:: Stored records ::
BEGIN
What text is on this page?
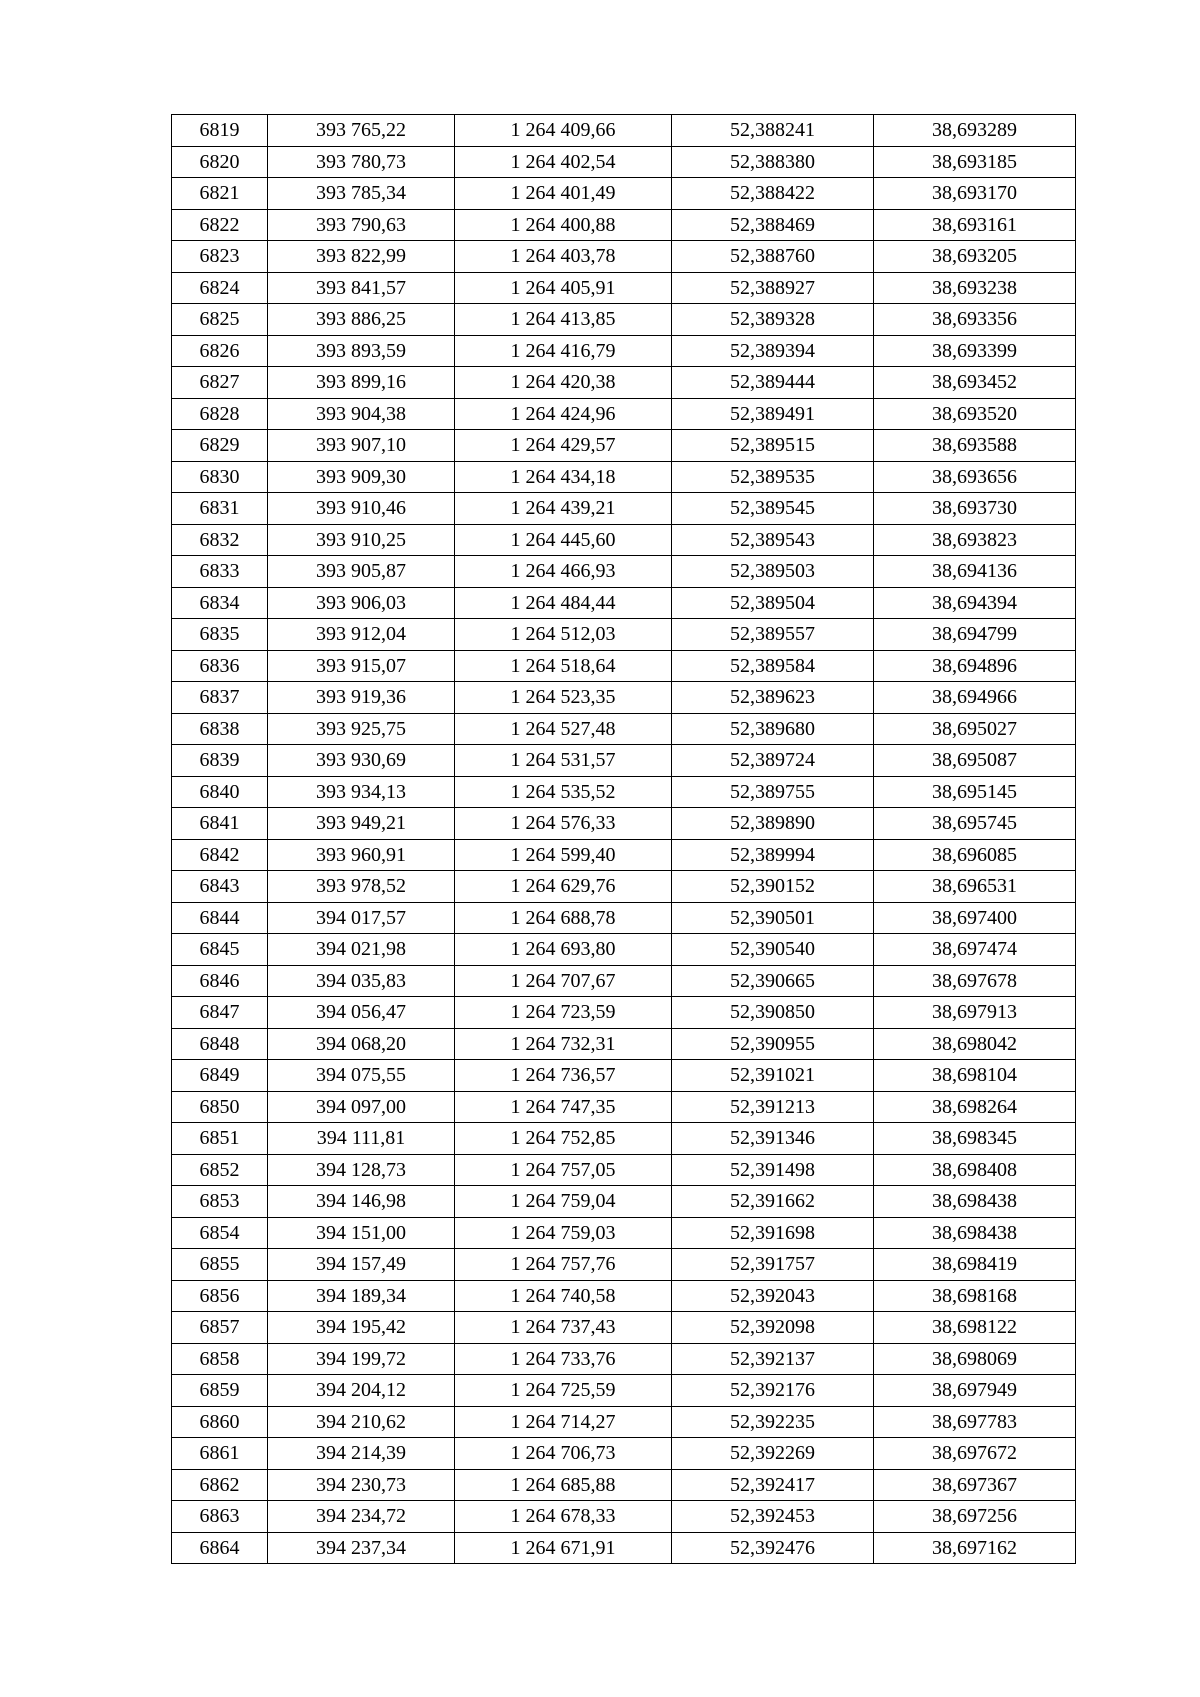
6819	393 765,22	1 264 409,66	52,388241	38,693289
6820	393 780,73	1 264 402,54	52,388380	38,693185
6821	393 785,34	1 264 401,49	52,388422	38,693170
6822	393 790,63	1 264 400,88	52,388469	38,693161
6823	393 822,99	1 264 403,78	52,388760	38,693205
6824	393 841,57	1 264 405,91	52,388927	38,693238
6825	393 886,25	1 264 413,85	52,389328	38,693356
6826	393 893,59	1 264 416,79	52,389394	38,693399
6827	393 899,16	1 264 420,38	52,389444	38,693452
6828	393 904,38	1 264 424,96	52,389491	38,693520
6829	393 907,10	1 264 429,57	52,389515	38,693588
6830	393 909,30	1 264 434,18	52,389535	38,693656
6831	393 910,46	1 264 439,21	52,389545	38,693730
6832	393 910,25	1 264 445,60	52,389543	38,693823
6833	393 905,87	1 264 466,93	52,389503	38,694136
6834	393 906,03	1 264 484,44	52,389504	38,694394
6835	393 912,04	1 264 512,03	52,389557	38,694799
6836	393 915,07	1 264 518,64	52,389584	38,694896
6837	393 919,36	1 264 523,35	52,389623	38,694966
6838	393 925,75	1 264 527,48	52,389680	38,695027
6839	393 930,69	1 264 531,57	52,389724	38,695087
6840	393 934,13	1 264 535,52	52,389755	38,695145
6841	393 949,21	1 264 576,33	52,389890	38,695745
6842	393 960,91	1 264 599,40	52,389994	38,696085
6843	393 978,52	1 264 629,76	52,390152	38,696531
6844	394 017,57	1 264 688,78	52,390501	38,697400
6845	394 021,98	1 264 693,80	52,390540	38,697474
6846	394 035,83	1 264 707,67	52,390665	38,697678
6847	394 056,47	1 264 723,59	52,390850	38,697913
6848	394 068,20	1 264 732,31	52,390955	38,698042
6849	394 075,55	1 264 736,57	52,391021	38,698104
6850	394 097,00	1 264 747,35	52,391213	38,698264
6851	394 111,81	1 264 752,85	52,391346	38,698345
6852	394 128,73	1 264 757,05	52,391498	38,698408
6853	394 146,98	1 264 759,04	52,391662	38,698438
6854	394 151,00	1 264 759,03	52,391698	38,698438
6855	394 157,49	1 264 757,76	52,391757	38,698419
6856	394 189,34	1 264 740,58	52,392043	38,698168
6857	394 195,42	1 264 737,43	52,392098	38,698122
6858	394 199,72	1 264 733,76	52,392137	38,698069
6859	394 204,12	1 264 725,59	52,392176	38,697949
6860	394 210,62	1 264 714,27	52,392235	38,697783
6861	394 214,39	1 264 706,73	52,392269	38,697672
6862	394 230,73	1 264 685,88	52,392417	38,697367
6863	394 234,72	1 264 678,33	52,392453	38,697256
6864	394 237,34	1 264 671,91	52,392476	38,697162
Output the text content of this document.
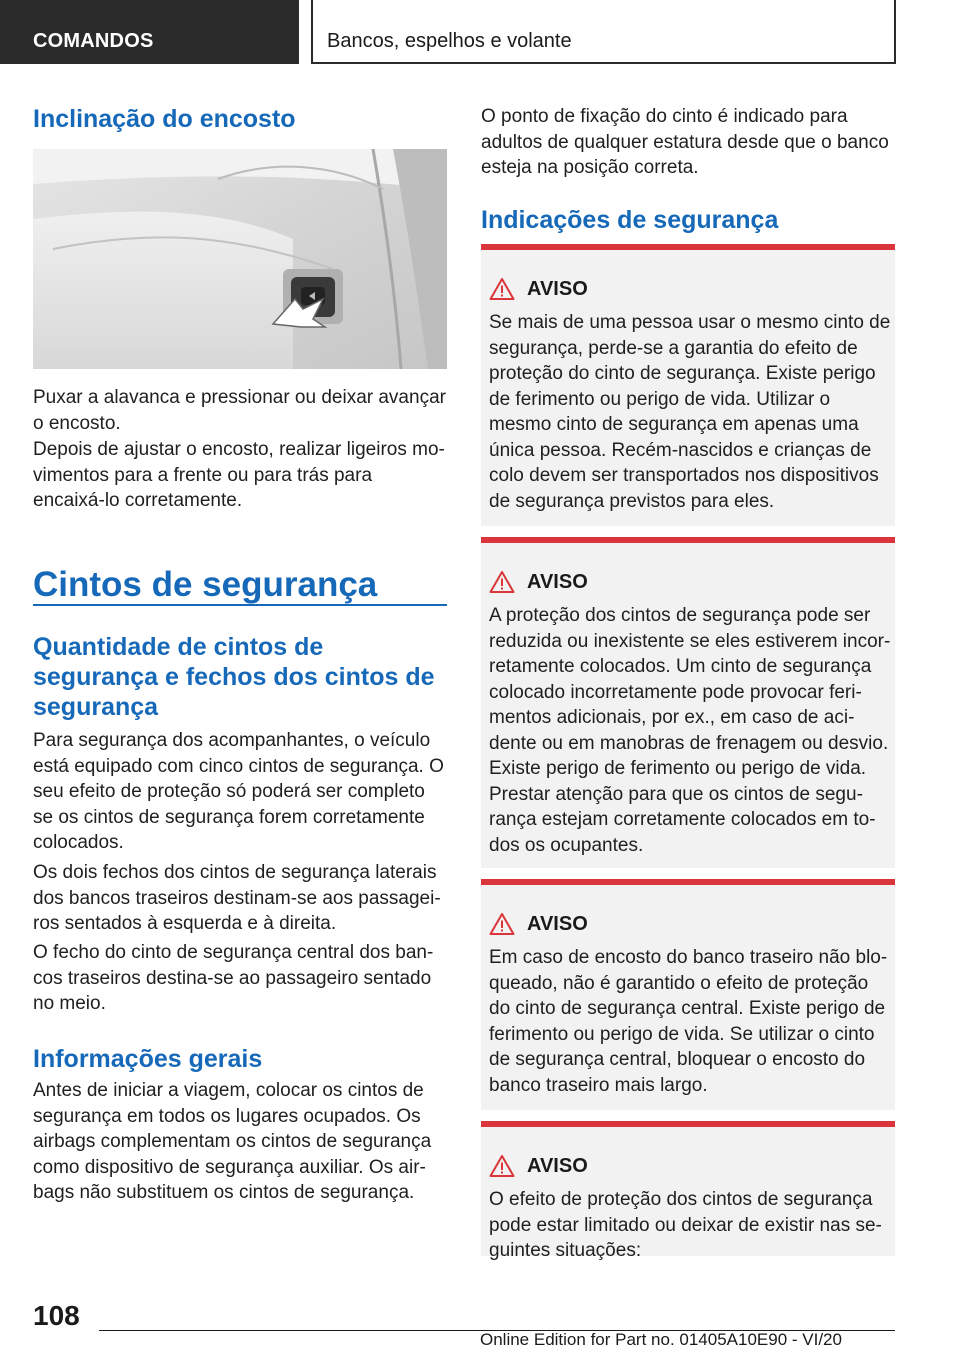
COMANDOS	Bancos, espelhos e volante
Inclinação do encosto
Puxar a alavanca e pressionar ou deixar avançar o encosto.
Depois de ajustar o encosto, realizar ligeiros movimentos para a frente ou para trás para encaixá-lo corretamente.
Cintos de segurança
Quantidade de cintos de segurança e fechos dos cintos de segurança
Para segurança dos acompanhantes, o veículo está equipado com cinco cintos de segurança. O seu efeito de proteção só poderá ser completo se os cintos de segurança forem corretamente colocados.
Os dois fechos dos cintos de segurança laterais dos bancos traseiros destinam-se aos passageiros sentados à esquerda e à direita.
O fecho do cinto de segurança central dos bancos traseiros destina-se ao passageiro sentado no meio.
Informações gerais
Antes de iniciar a viagem, colocar os cintos de segurança em todos os lugares ocupados. Os airbags complementam os cintos de segurança como dispositivo de segurança auxiliar. Os airbags não substituem os cintos de segurança.
O ponto de fixação do cinto é indicado para adultos de qualquer estatura desde que o banco esteja na posição correta.
Indicações de segurança
AVISO
Se mais de uma pessoa usar o mesmo cinto de segurança, perde-se a garantia do efeito de proteção do cinto de segurança. Existe perigo de ferimento ou perigo de vida. Utilizar o mesmo cinto de segurança em apenas uma única pessoa. Recém-nascidos e crianças de colo devem ser transportados nos dispositivos de segurança previstos para eles.
AVISO
A proteção dos cintos de segurança pode ser reduzida ou inexistente se eles estiverem incorretamente colocados. Um cinto de segurança colocado incorretamente pode provocar ferimentos adicionais, por ex., em caso de acidente ou em manobras de frenagem ou desvio. Existe perigo de ferimento ou perigo de vida. Prestar atenção para que os cintos de segurança estejam corretamente colocados em todos os ocupantes.
AVISO
Em caso de encosto do banco traseiro não bloqueado, não é garantido o efeito de proteção do cinto de segurança central. Existe perigo de ferimento ou perigo de vida. Se utilizar o cinto de segurança central, bloquear o encosto do banco traseiro mais largo.
AVISO
O efeito de proteção dos cintos de segurança pode estar limitado ou deixar de existir nas seguintes situações:
108
Online Edition for Part no. 01405A10E90 - VI/20
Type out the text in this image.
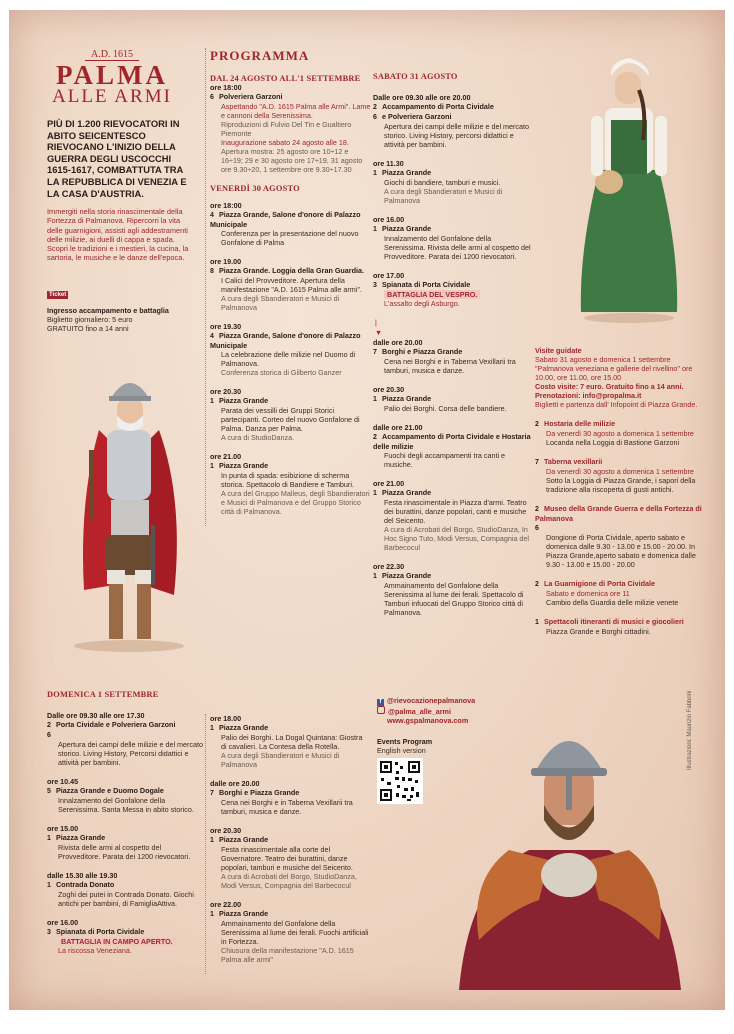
A.D. 1615
PALMA
ALLE ARMI
PIÙ DI 1.200 RIEVOCATORI IN ABITO SEICENTESCO RIEVOCANO L'INIZIO DELLA GUERRA DEGLI USCOCCHI 1615-1617, COMBATTUTA TRA LA REPUBBLICA DI VENEZIA E LA CASA D'AUSTRIA.
Immergiti nella storia rinascimentale della Fortezza di Palmanova. Ripercorri la vita delle guarnigioni, assisti agli addestramenti delle milizie, ai duelli di cappa e spada. Scopri le tradizioni e i mestieri, la cucina, la sartoria, le musiche e le danze dell'epoca.
Ticket
Ingresso accampamento e battaglia
Biglietto giornaliero: 5 euro
GRATUITO fino a 14 anni
PROGRAMMA
DAL 24 AGOSTO ALL'1 SETTEMBRE
ore 18:00
6 Polveriera Garzoni
Aspettando "A.D. 1615 Palma alle Armi". Lame e cannoni della Serenissima.
Riproduzioni di Fulvio Del Tin e Gualtiero Piemonte
Inaugurazione sabato 24 agosto alle 18.
Apertura mostra: 25 agosto ore 10÷12 e 16÷19; 29 e 30 agosto ore 17÷19, 31 agosto ore 9.30÷20, 1 settembre ore 9.30÷17.30
VENERDÌ 30 AGOSTO
ore 18:00
4 Piazza Grande, Salone d'onore di Palazzo Municipale
Conferenza per la presentazione del nuovo Gonfalone di Palma
ore 19.00
8 Piazza Grande. Loggia della Gran Guardia.
I Calici del Provveditore. Apertura della manifestazione "A.D. 1615 Palma alle armi".
A cura degli Sbandieratori e Musici di Palmanova
ore 19.30
4 Piazza Grande, Salone d'onore di Palazzo Municipale
La celebrazione delle milizie nel Duomo di Palmanova.
Conferenza storica di Gilberto Ganzer
ore 20.30
1 Piazza Grande
Parata dei vessilli dei Gruppi Storici partecipanti. Corteo del nuovo Gonfalone di Palma. Danza per Palma.
A cura di StudioDanza.
ore 21.00
1 Piazza Grande
In punta di spada: esibizione di scherma storica. Spettacolo di Bandiere e Tamburi.
A cura del Gruppo Malleus, degli Sbandieratori e Musici di Palmanova e del Gruppo Storico città di Palmanova.
SABATO 31 AGOSTO
Dalle ore 09.30 alle ore 20.00
2 Accampamento di Porta Cividale
6 e Polveriera Garzoni
Apertura dei campi delle milizie e del mercato storico. Living History, percorsi didattici e attività per bambini.
ore 11.30
1 Piazza Grande
Giochi di bandiere, tamburi e musici.
A cura degli Sbandieratori e Musici di Palmanova
ore 16.00
1 Piazza Grande
Innalzamento del Gonfalone della Serenissima. Rivista delle armi al cospetto del Provveditore. Parata dei 1200 rievocatori.
ore 17.00
3 Spianata di Porta Cividale
BATTAGLIA DEL VESPRO.
L'assalto degli Asburgo.
|
▼
dalle ore 20.00
7 Borghi e Piazza Grande
Cena nei Borghi e in Taberna Vexillarii tra tamburi, musica e danze.
ore 20.30
1 Piazza Grande
Palio dei Borghi. Corsa delle bandiere.
dalle ore 21.00
2 Accampamento di Porta Cividale e Hostaria delle milizie
Fuochi degli accampamenti tra canti e musiche.
ore 21.00
1 Piazza Grande
Festa rinascimentale in Piazza d'armi. Teatro dei burattini, danze popolari, canti e musiche del Seicento.
A cura di Acrobati del Borgo, StudioDanza, In Hoc Signo Tuto, Modi Versus, Compagnia del Barbecocul
ore 22.30
1 Piazza Grande
Ammainamento del Gonfalone della Serenissima al lume dei ferali. Spettacolo di Tamburi infuocati del Gruppo Storico città di Palmanova.
Visite guidate
Sabato 31 agosto e domenica 1 settembre "Palmanova veneziana e gallerie del rivellino" ore 10.00, ore 11.00, ore 15.00
Costo visite: 7 euro. Gratuito fino a 14 anni.
Prenotazioni: info@propalma.it
Biglietti e partenza dall' Infopoint di Piazza Grande.
2 Hostaria delle milizie
Da venerdì 30 agosto a domenica 1 settembre
Locanda nella Loggia di Bastione Garzoni
7 Taberna vexillarii
Da venerdì 30 agosto a domenica 1 settembre
Sotto la Loggia di Piazza Grande, i sapori della tradizione alla riscoperta di gusti antichi.
2 Museo della Grande Guerra e della Fortezza di Palmanova
6
Dongione di Porta Cividale, aperto sabato e domenica dalle 9.30 - 13.00 e 15.00 - 20.00. In Piazza Grande,aperto sabato e domenica dalle 9.30 - 13.00 e 15.00 - 20.00
2 La Guarnigione di Porta Cividale
Sabato e domenica ore 11
Cambio della Guardia delle milizie venete
1 Spettacoli itineranti di musici e giocolieri
Piazza Grande e Borghi cittadini.
DOMENICA 1 SETTEMBRE
Dalle ore 09.30 alle ore 17.30
2 Porta Cividale e Polveriera Garzoni
6
Apertura dei campi delle milizie e del mercato storico. Living History, Percorsi didattici e attività per bambini.
ore 10.45
5 Piazza Grande e Duomo Dogale
Innalzamento del Gonfalone della Serenissima. Santa Messa in abito storico.
ore 15.00
1 Piazza Grande
Rivista delle armi al cospetto del Provveditore. Parata dei 1200 rievocatori.
dalle 15.30 alle 19.30
1 Contrada Donato
Zoghi dei putei in Contrada Donato. Giochi antichi per bambini, di FamigliaAttiva.
ore 16.00
3 Spianata di Porta Cividale
BATTAGLIA IN CAMPO APERTO.
La riscossa Veneziana.
ore 18.00
1 Piazza Grande
Palio dei Borghi. La Dogal Quintana: Giostra di cavalieri. La Contesa della Rotella.
A cura degli Sbandieratori e Musici di Palmanova
dalle ore 20.00
7 Borghi e Piazza Grande
Cena nei Borghi e in Taberna Vexillarii tra tamburi, musica e danze.
ore 20.30
1 Piazza Grande
Festa rinascimentale alla corte del Governatore. Teatro dei burattini, danze popolari, tamburi e musiche del Seicento.
A cura di Acrobati del Borgo, StudioDanza, Modi Versus, Compagnia del Barbecocul
ore 22.00
1 Piazza Grande
Ammainamento del Gonfalone della Serenissima al lume dei ferali. Fuochi artificiali in Fortezza.
Chiusura della manifestazione "A.D. 1615 Palma alle armi"
f @rievocazionepalmanova
@palma_alle_armi
www.gspalmanova.com
Events Program
English version	Illustrazioni: Maurizio Fabbrini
END
:: Given problem ::
From the listing above, return each line with the word "Loggia".

:: Answer in full ::
8 Piazza Grande. Loggia della Gran Guardia.
Locanda nella Loggia di Bastione Garzoni
Sotto la Loggia di Piazza Grande, i sapori della tradizione alla riscoperta di gusti antichi.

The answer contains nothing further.